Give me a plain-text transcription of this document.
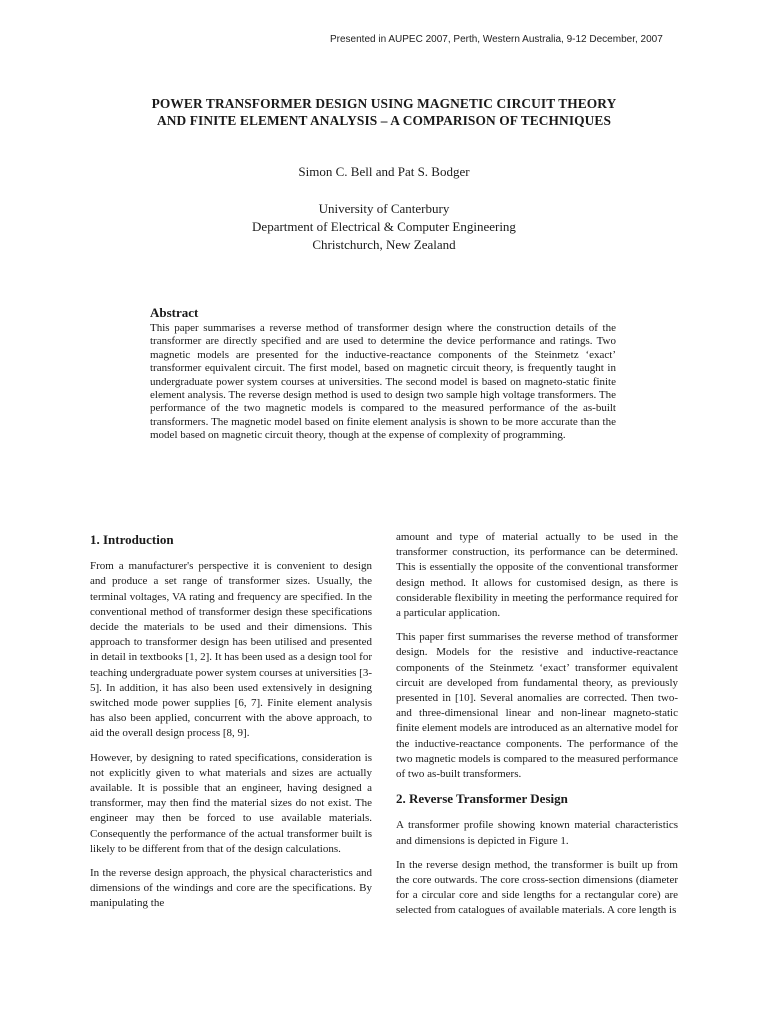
Presented in AUPEC 2007, Perth, Western Australia, 9-12 December, 2007
POWER TRANSFORMER DESIGN USING MAGNETIC CIRCUIT THEORY
AND FINITE ELEMENT ANALYSIS – A COMPARISON OF TECHNIQUES
Simon C. Bell and Pat S. Bodger
University of Canterbury
Department of Electrical & Computer Engineering
Christchurch, New Zealand
Abstract
This paper summarises a reverse method of transformer design where the construction details of the transformer are directly specified and are used to determine the device performance and ratings. Two magnetic models are presented for the inductive-reactance components of the Steinmetz ‘exact’ transformer equivalent circuit. The first model, based on magnetic circuit theory, is frequently taught in undergraduate power system courses at universities. The second model is based on magneto-static finite element analysis. The reverse design method is used to design two sample high voltage transformers. The performance of the two magnetic models is compared to the measured performance of the as-built transformers. The magnetic model based on finite element analysis is shown to be more accurate than the model based on magnetic circuit theory, though at the expense of complexity of programming.
1. Introduction

From a manufacturer's perspective it is convenient to design and produce a set range of transformer sizes. Usually, the terminal voltages, VA rating and frequency are specified. In the conventional method of transformer design these specifications decide the materials to be used and their dimensions. This approach to transformer design has been utilised and presented in detail in textbooks [1, 2]. It has been used as a design tool for teaching undergraduate power system courses at universities [3-5]. In addition, it has also been used extensively in designing switched mode power supplies [6, 7]. Finite element analysis has also been applied, concurrent with the above approach, to aid the overall design process [8, 9].

However, by designing to rated specifications, consideration is not explicitly given to what materials and sizes are actually available. It is possible that an engineer, having designed a transformer, may then find the material sizes do not exist. The engineer may then be forced to use available materials. Consequently the performance of the actual transformer built is likely to be different from that of the design calculations.

In the reverse design approach, the physical characteristics and dimensions of the windings and core are the specifications. By manipulating the

amount and type of material actually to be used in the transformer construction, its performance can be determined. This is essentially the opposite of the conventional transformer design method. It allows for customised design, as there is considerable flexibility in meeting the performance required for a particular application.

This paper first summarises the reverse method of transformer design. Models for the resistive and inductive-reactance components of the Steinmetz ‘exact’ transformer equivalent circuit are developed from fundamental theory, as previously presented in [10]. Several anomalies are corrected. Then two- and three-dimensional linear and non-linear magneto-static finite element models are introduced as an alternative model for the inductive-reactance components. The performance of the two magnetic models is compared to the measured performance of two as-built transformers.

2. Reverse Transformer Design

A transformer profile showing known material characteristics and dimensions is depicted in Figure 1.

In the reverse design method, the transformer is built up from the core outwards. The core cross-section dimensions (diameter for a circular core and side lengths for a rectangular core) are selected from catalogues of available materials. A core length is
********
__Task brief__
Your task is to reproduce all of the material exactly. The pictures stay out.

__Output__
Give me a plain-text transcription of this document.
Presented in AUPEC 2007, Perth, Western Australia, 9-12 December, 2007
POWER TRANSFORMER DESIGN USING MAGNETIC CIRCUIT THEORY
AND FINITE ELEMENT ANALYSIS – A COMPARISON OF TECHNIQUES
Simon C. Bell and Pat S. Bodger
University of Canterbury
Department of Electrical & Computer Engineering
Christchurch, New Zealand
Abstract
This paper summarises a reverse method of transformer design where the construction details of the transformer are directly specified and are used to determine the device performance and ratings. Two magnetic models are presented for the inductive-reactance components of the Steinmetz ‘exact’ transformer equivalent circuit. The first model, based on magnetic circuit theory, is frequently taught in undergraduate power system courses at universities. The second model is based on magneto-static finite element analysis. The reverse design method is used to design two sample high voltage transformers. The performance of the two magnetic models is compared to the measured performance of the as-built transformers. The magnetic model based on finite element analysis is shown to be more accurate than the model based on magnetic circuit theory, though at the expense of complexity of programming.
1. Introduction

From a manufacturer's perspective it is convenient to design and produce a set range of transformer sizes. Usually, the terminal voltages, VA rating and frequency are specified. In the conventional method of transformer design these specifications decide the materials to be used and their dimensions. This approach to transformer design has been utilised and presented in detail in textbooks [1, 2]. It has been used as a design tool for teaching undergraduate power system courses at universities [3-5]. In addition, it has also been used extensively in designing switched mode power supplies [6, 7]. Finite element analysis has also been applied, concurrent with the above approach, to aid the overall design process [8, 9].

However, by designing to rated specifications, consideration is not explicitly given to what materials and sizes are actually available. It is possible that an engineer, having designed a transformer, may then find the material sizes do not exist. The engineer may then be forced to use available materials. Consequently the performance of the actual transformer built is likely to be different from that of the design calculations.

In the reverse design approach, the physical characteristics and dimensions of the windings and core are the specifications. By manipulating the

amount and type of material actually to be used in the transformer construction, its performance can be determined. This is essentially the opposite of the conventional transformer design method. It allows for customised design, as there is considerable flexibility in meeting the performance required for a particular application.

This paper first summarises the reverse method of transformer design. Models for the resistive and inductive-reactance components of the Steinmetz ‘exact’ transformer equivalent circuit are developed from fundamental theory, as previously presented in [10]. Several anomalies are corrected. Then two- and three-dimensional linear and non-linear magneto-static finite element models are introduced as an alternative model for the inductive-reactance components. The performance of the two magnetic models is compared to the measured performance of two as-built transformers.

2. Reverse Transformer Design

A transformer profile showing known material characteristics and dimensions is depicted in Figure 1.

In the reverse design method, the transformer is built up from the core outwards. The core cross-section dimensions (diameter for a circular core and side lengths for a rectangular core) are selected from catalogues of available materials. A core length is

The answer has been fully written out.